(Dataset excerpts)
---
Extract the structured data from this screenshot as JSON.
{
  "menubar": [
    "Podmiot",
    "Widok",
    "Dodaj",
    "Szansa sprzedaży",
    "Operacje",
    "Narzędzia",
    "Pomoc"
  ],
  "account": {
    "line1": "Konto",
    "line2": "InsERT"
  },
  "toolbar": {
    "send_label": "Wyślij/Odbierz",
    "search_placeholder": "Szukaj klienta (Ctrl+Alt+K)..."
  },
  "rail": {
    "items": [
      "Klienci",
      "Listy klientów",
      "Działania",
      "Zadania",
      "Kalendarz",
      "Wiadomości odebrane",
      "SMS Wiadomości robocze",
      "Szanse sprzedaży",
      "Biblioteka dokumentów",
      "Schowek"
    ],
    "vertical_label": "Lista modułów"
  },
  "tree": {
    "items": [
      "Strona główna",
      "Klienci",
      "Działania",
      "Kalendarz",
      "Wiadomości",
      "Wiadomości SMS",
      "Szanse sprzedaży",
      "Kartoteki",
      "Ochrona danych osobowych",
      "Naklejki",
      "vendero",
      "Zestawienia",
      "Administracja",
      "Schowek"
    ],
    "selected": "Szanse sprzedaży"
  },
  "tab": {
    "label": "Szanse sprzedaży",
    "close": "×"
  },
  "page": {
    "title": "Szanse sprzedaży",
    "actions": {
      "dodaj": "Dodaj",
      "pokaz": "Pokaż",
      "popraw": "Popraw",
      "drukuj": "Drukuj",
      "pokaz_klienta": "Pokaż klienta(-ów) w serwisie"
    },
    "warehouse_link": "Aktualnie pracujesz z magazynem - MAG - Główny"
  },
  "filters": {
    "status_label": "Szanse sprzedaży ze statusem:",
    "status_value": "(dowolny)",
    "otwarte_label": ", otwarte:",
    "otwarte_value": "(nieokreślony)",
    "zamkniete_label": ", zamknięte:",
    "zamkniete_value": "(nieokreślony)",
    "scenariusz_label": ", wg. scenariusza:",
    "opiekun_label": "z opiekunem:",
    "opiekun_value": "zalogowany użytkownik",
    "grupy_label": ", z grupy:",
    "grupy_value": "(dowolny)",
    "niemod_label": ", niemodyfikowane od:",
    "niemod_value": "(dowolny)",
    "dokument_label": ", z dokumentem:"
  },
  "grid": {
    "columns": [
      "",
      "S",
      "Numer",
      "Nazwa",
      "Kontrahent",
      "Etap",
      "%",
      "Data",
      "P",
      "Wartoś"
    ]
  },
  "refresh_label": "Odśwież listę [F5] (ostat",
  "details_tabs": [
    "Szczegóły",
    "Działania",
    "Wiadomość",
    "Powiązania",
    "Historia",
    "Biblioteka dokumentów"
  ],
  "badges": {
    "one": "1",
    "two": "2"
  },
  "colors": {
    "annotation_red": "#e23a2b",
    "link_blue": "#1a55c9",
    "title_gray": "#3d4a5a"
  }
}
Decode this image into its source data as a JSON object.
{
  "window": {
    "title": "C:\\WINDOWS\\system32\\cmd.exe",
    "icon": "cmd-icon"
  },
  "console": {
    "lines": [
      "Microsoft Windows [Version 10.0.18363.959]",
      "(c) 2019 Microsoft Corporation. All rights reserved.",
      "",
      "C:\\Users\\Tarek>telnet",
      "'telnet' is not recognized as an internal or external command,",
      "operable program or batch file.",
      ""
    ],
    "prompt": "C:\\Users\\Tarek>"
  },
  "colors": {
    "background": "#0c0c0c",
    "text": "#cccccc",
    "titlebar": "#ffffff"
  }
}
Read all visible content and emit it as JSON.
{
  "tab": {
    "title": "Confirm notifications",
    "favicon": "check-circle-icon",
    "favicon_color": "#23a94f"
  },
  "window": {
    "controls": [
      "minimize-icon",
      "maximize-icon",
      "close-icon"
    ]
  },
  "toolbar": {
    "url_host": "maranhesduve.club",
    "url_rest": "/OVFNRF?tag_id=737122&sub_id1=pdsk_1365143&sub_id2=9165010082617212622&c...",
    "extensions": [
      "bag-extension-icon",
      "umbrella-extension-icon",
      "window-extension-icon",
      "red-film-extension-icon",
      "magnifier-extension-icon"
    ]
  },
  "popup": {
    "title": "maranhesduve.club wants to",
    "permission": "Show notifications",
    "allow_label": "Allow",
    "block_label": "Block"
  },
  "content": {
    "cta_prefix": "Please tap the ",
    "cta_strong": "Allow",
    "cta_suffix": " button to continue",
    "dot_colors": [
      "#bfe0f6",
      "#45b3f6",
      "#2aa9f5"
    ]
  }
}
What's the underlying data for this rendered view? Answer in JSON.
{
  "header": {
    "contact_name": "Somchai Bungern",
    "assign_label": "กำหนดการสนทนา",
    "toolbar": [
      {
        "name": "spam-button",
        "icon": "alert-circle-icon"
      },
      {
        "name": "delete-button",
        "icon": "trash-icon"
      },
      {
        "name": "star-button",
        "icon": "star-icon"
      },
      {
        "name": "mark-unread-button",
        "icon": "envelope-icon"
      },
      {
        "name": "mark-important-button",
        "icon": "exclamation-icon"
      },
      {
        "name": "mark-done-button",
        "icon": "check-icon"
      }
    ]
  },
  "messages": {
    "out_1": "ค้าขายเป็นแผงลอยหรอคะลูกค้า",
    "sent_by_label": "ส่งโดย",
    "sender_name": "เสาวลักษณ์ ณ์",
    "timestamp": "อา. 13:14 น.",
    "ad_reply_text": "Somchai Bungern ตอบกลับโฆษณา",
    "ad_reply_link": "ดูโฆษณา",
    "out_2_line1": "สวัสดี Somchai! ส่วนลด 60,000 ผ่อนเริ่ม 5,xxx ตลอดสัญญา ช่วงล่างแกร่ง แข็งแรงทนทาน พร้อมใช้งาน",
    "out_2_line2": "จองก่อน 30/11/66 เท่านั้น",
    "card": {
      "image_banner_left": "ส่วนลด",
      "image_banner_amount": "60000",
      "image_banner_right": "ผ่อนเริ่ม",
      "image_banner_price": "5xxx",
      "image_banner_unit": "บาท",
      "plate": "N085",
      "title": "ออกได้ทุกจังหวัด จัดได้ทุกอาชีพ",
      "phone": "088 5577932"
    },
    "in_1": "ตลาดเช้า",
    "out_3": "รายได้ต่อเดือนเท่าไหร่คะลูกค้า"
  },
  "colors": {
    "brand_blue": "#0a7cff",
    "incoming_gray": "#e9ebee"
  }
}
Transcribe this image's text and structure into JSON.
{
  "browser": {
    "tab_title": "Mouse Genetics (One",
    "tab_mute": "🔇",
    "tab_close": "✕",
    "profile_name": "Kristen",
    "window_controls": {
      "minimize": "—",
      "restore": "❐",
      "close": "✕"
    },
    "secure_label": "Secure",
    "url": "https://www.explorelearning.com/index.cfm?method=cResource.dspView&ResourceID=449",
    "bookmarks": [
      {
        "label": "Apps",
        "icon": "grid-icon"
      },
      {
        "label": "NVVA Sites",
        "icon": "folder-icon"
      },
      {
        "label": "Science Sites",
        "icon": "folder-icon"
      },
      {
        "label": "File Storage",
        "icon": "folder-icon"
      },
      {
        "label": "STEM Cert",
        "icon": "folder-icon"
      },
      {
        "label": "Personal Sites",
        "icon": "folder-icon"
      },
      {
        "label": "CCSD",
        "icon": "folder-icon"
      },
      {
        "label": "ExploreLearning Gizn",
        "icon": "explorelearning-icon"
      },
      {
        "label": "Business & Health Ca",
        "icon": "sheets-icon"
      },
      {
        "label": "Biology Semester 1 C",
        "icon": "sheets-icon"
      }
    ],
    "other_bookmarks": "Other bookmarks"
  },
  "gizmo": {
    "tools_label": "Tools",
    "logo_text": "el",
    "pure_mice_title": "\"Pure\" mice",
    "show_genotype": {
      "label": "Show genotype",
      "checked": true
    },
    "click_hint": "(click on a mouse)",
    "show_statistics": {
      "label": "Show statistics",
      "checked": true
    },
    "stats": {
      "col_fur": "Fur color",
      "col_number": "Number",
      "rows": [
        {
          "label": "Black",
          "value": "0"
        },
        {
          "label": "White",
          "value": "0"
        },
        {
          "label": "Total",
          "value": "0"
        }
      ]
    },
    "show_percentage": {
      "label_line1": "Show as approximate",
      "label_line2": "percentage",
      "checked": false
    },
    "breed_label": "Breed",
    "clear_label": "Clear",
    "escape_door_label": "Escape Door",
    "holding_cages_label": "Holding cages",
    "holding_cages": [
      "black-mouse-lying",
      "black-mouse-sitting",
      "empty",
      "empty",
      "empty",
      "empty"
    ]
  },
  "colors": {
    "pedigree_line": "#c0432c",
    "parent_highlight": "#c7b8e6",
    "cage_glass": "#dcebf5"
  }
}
---
> AIM OF THE TASK
Copy all lines above containing the string "วนลด".

> WRITTEN SOLUTION
    "out_2_line1": "สวัสดี Somchai! ส่วนลด 60,000 ผ่อนเริ่ม 5,xxx ตลอดสัญญา ช่วงล่างแกร่ง แข็งแรงทนทาน พร้อมใช้งาน",
      "image_banner_left": "ส่วนลด",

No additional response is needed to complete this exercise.